→ Collected data entries:
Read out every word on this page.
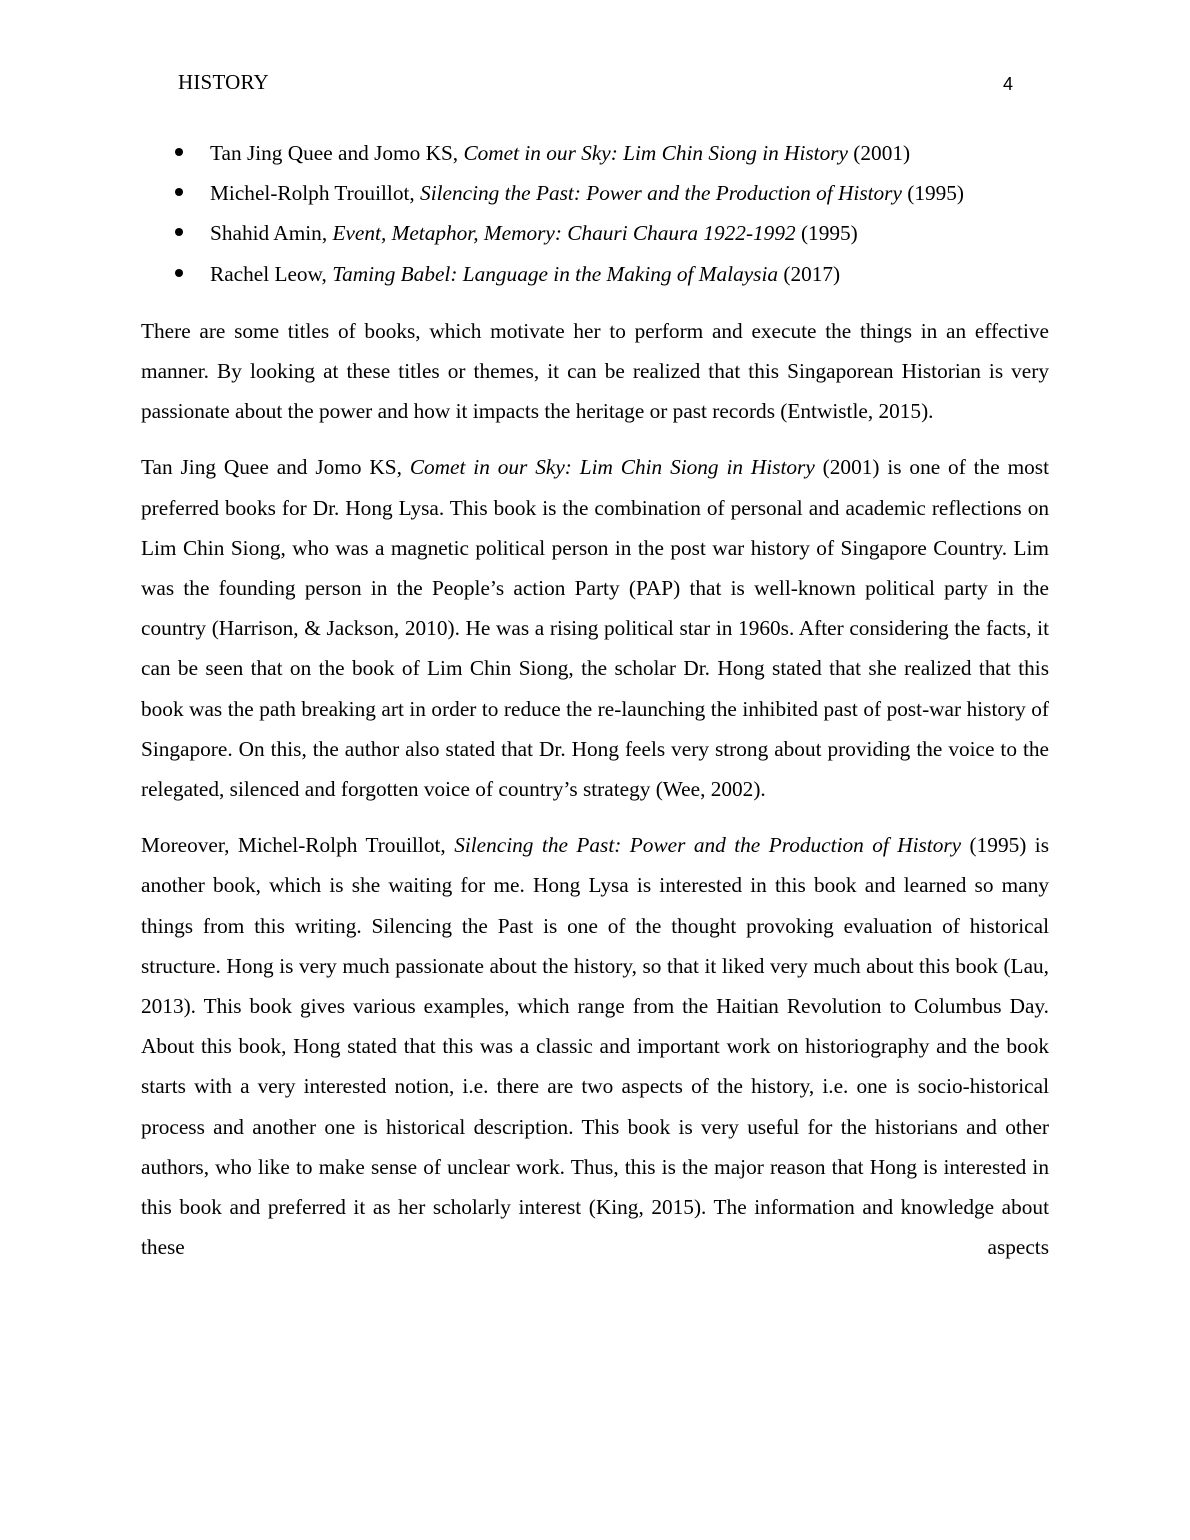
HISTORY	4
Tan Jing Quee and Jomo KS, Comet in our Sky: Lim Chin Siong in History (2001)
Michel-Rolph Trouillot, Silencing the Past: Power and the Production of History (1995)
Shahid Amin, Event, Metaphor, Memory: Chauri Chaura 1922-1992 (1995)
Rachel Leow, Taming Babel: Language in the Making of Malaysia (2017)

There are some titles of books, which motivate her to perform and execute the things in an effective manner. By looking at these titles or themes, it can be realized that this Singaporean Historian is very passionate about the power and how it impacts the heritage or past records (Entwistle, 2015).

Tan Jing Quee and Jomo KS, Comet in our Sky: Lim Chin Siong in History (2001) is one of the most preferred books for Dr. Hong Lysa. This book is the combination of personal and academic reflections on Lim Chin Siong, who was a magnetic political person in the post war history of Singapore Country. Lim was the founding person in the People’s action Party (PAP) that is well-known political party in the country (Harrison, & Jackson, 2010). He was a rising political star in 1960s. After considering the facts, it can be seen that on the book of Lim Chin Siong, the scholar Dr. Hong stated that she realized that this book was the path breaking art in order to reduce the re-launching the inhibited past of post-war history of Singapore. On this, the author also stated that Dr. Hong feels very strong about providing the voice to the relegated, silenced and forgotten voice of country’s strategy (Wee, 2002).

Moreover, Michel-Rolph Trouillot, Silencing the Past: Power and the Production of History (1995) is another book, which is she waiting for me. Hong Lysa is interested in this book and learned so many things from this writing. Silencing the Past is one of the thought provoking evaluation of historical structure. Hong is very much passionate about the history, so that it liked very much about this book (Lau, 2013). This book gives various examples, which range from the Haitian Revolution to Columbus Day. About this book, Hong stated that this was a classic and important work on historiography and the book starts with a very interested notion, i.e. there are two aspects of the history, i.e. one is socio-historical process and another one is historical description. This book is very useful for the historians and other authors, who like to make sense of unclear work. Thus, this is the major reason that Hong is interested in this book and preferred it as her scholarly interest (King, 2015). The information and knowledge about these aspects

→ What to produce: Copy out all the data without changing anything, and drop the pictures.

→ Response:
Read out every word on this page.
HISTORY	4
Tan Jing Quee and Jomo KS, Comet in our Sky: Lim Chin Siong in History (2001)
Michel-Rolph Trouillot, Silencing the Past: Power and the Production of History (1995)
Shahid Amin, Event, Metaphor, Memory: Chauri Chaura 1922-1992 (1995)
Rachel Leow, Taming Babel: Language in the Making of Malaysia (2017)

There are some titles of books, which motivate her to perform and execute the things in an effective manner. By looking at these titles or themes, it can be realized that this Singaporean Historian is very passionate about the power and how it impacts the heritage or past records (Entwistle, 2015).

Tan Jing Quee and Jomo KS, Comet in our Sky: Lim Chin Siong in History (2001) is one of the most preferred books for Dr. Hong Lysa. This book is the combination of personal and academic reflections on Lim Chin Siong, who was a magnetic political person in the post war history of Singapore Country. Lim was the founding person in the People’s action Party (PAP) that is well-known political party in the country (Harrison, & Jackson, 2010). He was a rising political star in 1960s. After considering the facts, it can be seen that on the book of Lim Chin Siong, the scholar Dr. Hong stated that she realized that this book was the path breaking art in order to reduce the re-launching the inhibited past of post-war history of Singapore. On this, the author also stated that Dr. Hong feels very strong about providing the voice to the relegated, silenced and forgotten voice of country’s strategy (Wee, 2002).

Moreover, Michel-Rolph Trouillot, Silencing the Past: Power and the Production of History (1995) is another book, which is she waiting for me. Hong Lysa is interested in this book and learned so many things from this writing. Silencing the Past is one of the thought provoking evaluation of historical structure. Hong is very much passionate about the history, so that it liked very much about this book (Lau, 2013). This book gives various examples, which range from the Haitian Revolution to Columbus Day. About this book, Hong stated that this was a classic and important work on historiography and the book starts with a very interested notion, i.e. there are two aspects of the history, i.e. one is socio-historical process and another one is historical description. This book is very useful for the historians and other authors, who like to make sense of unclear work. Thus, this is the major reason that Hong is interested in this book and preferred it as her scholarly interest (King, 2015). The information and knowledge about these aspects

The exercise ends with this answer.